§ **PROVIDED PASSAGE**
## Start

[Mesa-dev] [PATCH 09/13] SQUASH: i965/fs: Rework fs_visitor::lower_load_payload

Fri Apr 3 08:10:02 PDT 2015

On Fri, Apr 3, 2015 at 7:28 AM, Francisco Jerez <currojerez at riseup.net> wrote:
> Jason Ekstrand <jason at jlekstrand.net> writes:
>
>> On Thu, Apr 2, 2015 at 3:01 AM, Francisco Jerez <currojerez at riseup.net> wrote:
>>> Jason Ekstrand <jason at jlekstrand.net> writes:
>>>
>>>> Instead of the complicated and broken-by-design pile of heuristics we had
>>>> before, we now have a straightforward lowering:
>>>>
>>>>  1) All header sources are copied directly using force_writemask_all and,
>>>>     since they are guaranteed to be a single register, there are no
>>>>     force_sechalf issues.
>>>>
>>>>  2) All non-header sources are copied using the exact same force_sechalf
>>>>     and saturate modifiers as the LOAD_PAYLOAD operation itself.

## End

§ **GIVEN INSTRUCTION 1**
Translate this sentence from the patch discussion into Spanish: "All header sources are copied directly using force_writemask_all and, since they are guaranteed to be a single register, there are no force_sechalf issues."
§ **GIVEN INSTRUCTION 2**
In the patch discussion, how are all non-header sources copied under the new lowering?
§ **GIVEN INSTRUCTION 3**
Pick up the patch discussion about reworking lower_load_payload right after its last line and keep writing.
You won't need the data records for any of this.

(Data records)

## Start

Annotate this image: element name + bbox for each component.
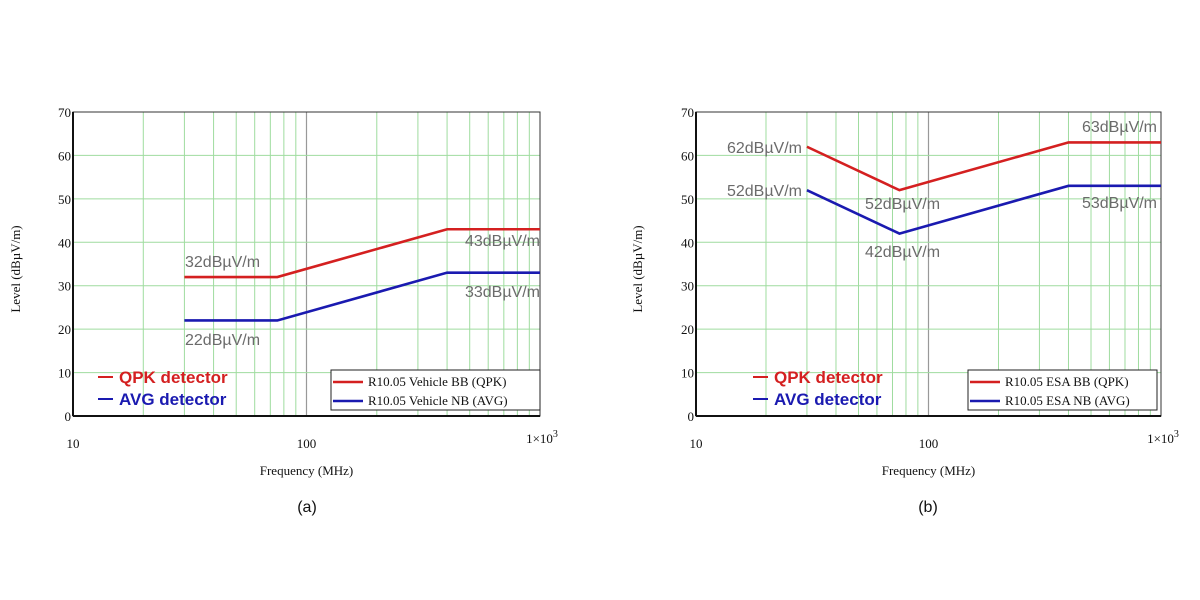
detector-label: QPK detector	[119, 368, 228, 387]
x-tick-label: 10	[690, 436, 703, 451]
y-tick-label: 30	[58, 279, 71, 294]
level-annotation: 62dBµV/m	[727, 140, 802, 157]
series-line-qpk	[806, 141, 1161, 192]
legend-entry: R10.05 ESA NB (AVG)	[1005, 393, 1130, 408]
level-annotation: 53dBµV/m	[1082, 195, 1157, 212]
y-tick-label: 0	[688, 409, 695, 424]
legend-box	[967, 369, 1158, 411]
figure-caption: (b)	[918, 499, 938, 516]
chart-b: 0 10 20 30 40 50 60 70 10 100 1×103 Frequency (MHz)…	[630, 105, 1179, 516]
y-tick-label: 60	[58, 148, 71, 163]
legend-entry: R10.05 Vehicle BB (QPK)	[368, 374, 506, 389]
y-tick-label: 60	[681, 148, 694, 163]
legend-entry: R10.05 ESA BB (QPK)	[1005, 374, 1129, 389]
detector-label: AVG detector	[774, 390, 882, 409]
level-annotation: 33dBµV/m	[465, 284, 540, 301]
level-annotation: 32dBµV/m	[185, 254, 260, 271]
series-line-avg	[806, 184, 1161, 235]
series-line-qpk	[184, 227, 540, 279]
y-tick-label: 10	[681, 366, 694, 381]
x-tick-label: 100	[297, 436, 317, 451]
level-annotation: 52dBµV/m	[865, 196, 940, 213]
x-tick-label: 1×103	[526, 429, 558, 446]
x-tick-label: 10	[67, 436, 80, 451]
series-line-avg	[184, 271, 540, 322]
chart-a: 0 10 20 30 40 50 60 70 10 100 1×103 Frequency (MHz)…	[8, 105, 558, 516]
level-annotation: 43dBµV/m	[465, 233, 540, 250]
level-annotation: 22dBµV/m	[185, 332, 260, 349]
level-annotation: 63dBµV/m	[1082, 119, 1157, 136]
y-tick-label: 70	[681, 105, 694, 120]
x-tick-label: 1×103	[1147, 429, 1179, 446]
y-tick-label: 20	[681, 322, 694, 337]
detector-label: AVG detector	[119, 390, 227, 409]
detector-label: QPK detector	[774, 368, 883, 387]
x-tick-label: 100	[919, 436, 939, 451]
y-tick-label: 30	[681, 279, 694, 294]
level-annotation: 52dBµV/m	[727, 183, 802, 200]
y-tick-label: 10	[58, 366, 71, 381]
y-tick-label: 40	[681, 235, 694, 250]
legend-box	[330, 369, 541, 411]
figure-caption: (a)	[297, 499, 317, 516]
y-tick-label: 20	[58, 322, 71, 337]
level-annotation: 42dBµV/m	[865, 244, 940, 261]
y-axis-label: Level (dBµV/m)	[8, 225, 23, 312]
x-axis-label: Frequency (MHz)	[882, 463, 976, 478]
y-tick-label: 70	[58, 105, 71, 120]
y-tick-label: 0	[65, 409, 72, 424]
x-axis-label: Frequency (MHz)	[260, 463, 354, 478]
y-tick-label: 40	[58, 235, 71, 250]
y-tick-label: 50	[681, 192, 694, 207]
legend-entry: R10.05 Vehicle NB (AVG)	[368, 393, 508, 408]
y-axis-label: Level (dBµV/m)	[630, 225, 645, 312]
y-tick-label: 50	[58, 192, 71, 207]
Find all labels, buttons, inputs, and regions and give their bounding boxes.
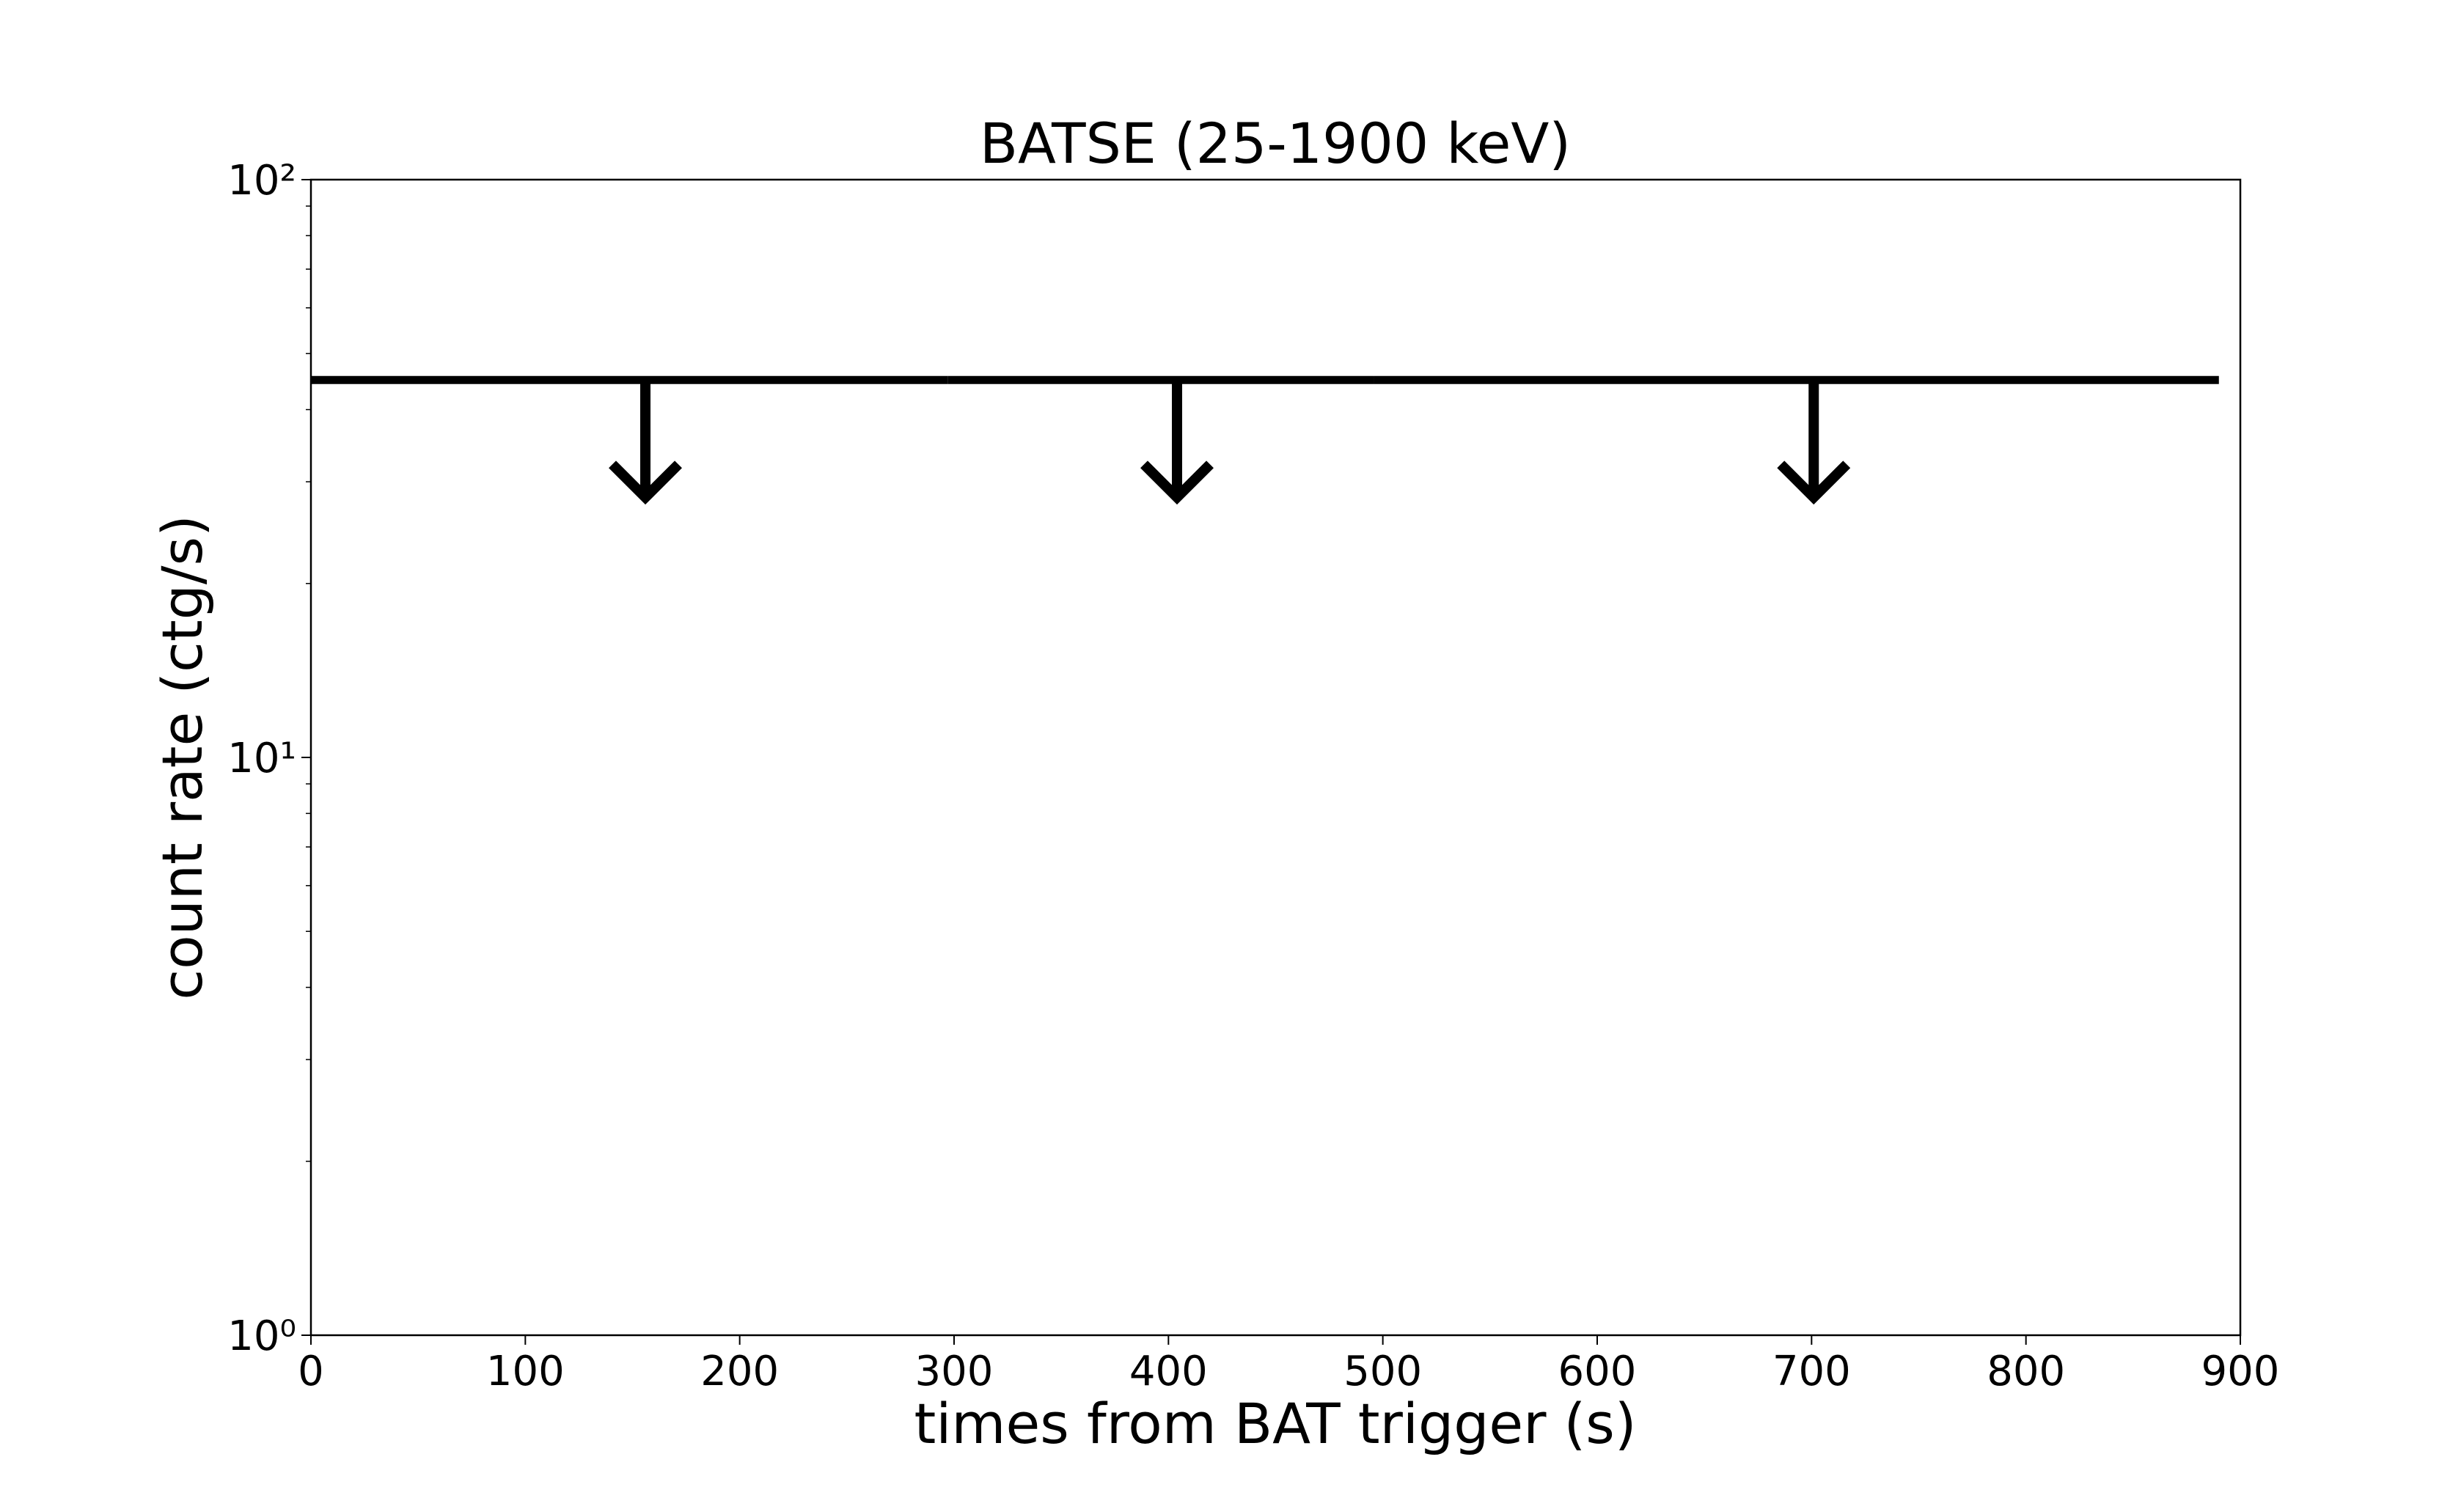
x-tick-label: 300: [915, 1348, 994, 1395]
x-tick-label: 200: [700, 1348, 779, 1395]
x-tick-label: 400: [1129, 1348, 1208, 1395]
x-tick-label: 800: [1987, 1348, 2065, 1395]
x-tick-label: 700: [1772, 1348, 1851, 1395]
limit-arrow: [609, 380, 682, 505]
x-tick-label: 500: [1343, 1348, 1422, 1395]
x-axis-label: times from BAT trigger (s): [914, 1391, 1637, 1456]
x-tick-label: 0: [298, 1348, 324, 1395]
y-axis-label: count rate (ctg/s): [150, 515, 215, 999]
chart-title: BATSE (25-1900 keV): [980, 111, 1571, 176]
x-tick-label: 900: [2201, 1348, 2280, 1395]
y-tick-label: 10²: [227, 157, 296, 205]
y-tick-label: 10¹: [227, 735, 296, 782]
x-tick-label: 600: [1558, 1348, 1637, 1395]
x-tick-label: 100: [486, 1348, 565, 1395]
limit-arrow: [1777, 380, 1851, 505]
y-tick-label: 10⁰: [227, 1312, 296, 1360]
limit-arrow: [1140, 380, 1214, 505]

## End

§ **EXPECTED OUTPUT 1**
Todas las fuentes de encabezado se copian directamente usando force_writemask_all y, como se garantiza que son un solo registro, no hay problemas de force_sechalf.

§ **EXPECTED OUTPUT 2**
They are copied using the exact same force_sechalf and saturate modifiers as the LOAD_PAYLOAD operation itself.

§ **EXPECTED OUTPUT 3**
>>>>
>>>>  3) In order to accommodate older gens that need interleaved colors,
>>>>     lower_load_payload detects when the destination is a COMPR4 register
>>>>     and automatically interleaves the non-header sources.  The
>>>>     lower_load_payload pass does the right thing here regardless of whether
>>>>     or not the hardware actually supports COMPR4.
>>>
>>> I had a quick glance at the series and it seems to be going in the right
>>> direction.
>>>
>>> One thing I honestly don't like is the ad-hoc and IMHO premature
>>> treatment of payload headers, it still feels like the LOAD_PAYLOAD
>>> instruction has more complex semantics than necessary and the benefit is
>>> unclear to me.
>>>
>>> I suppose that your motivation was to avoid setting force_writemask_all
>>> in LOAD_PAYLOAD instructions with header.  The optimizer should be able
>>> to cope with those flags and get rid of them from the resulting moves
>>> where they are redundant, and if it's not able to it looks like
>>> something that should be fixed anyway.  The explicit handling of headers
>>> is responsible for much of the churn in this series and is likely to
>>> complicate users of LOAD_PAYLOAD and optimization passes that have to
>>> manipulate them.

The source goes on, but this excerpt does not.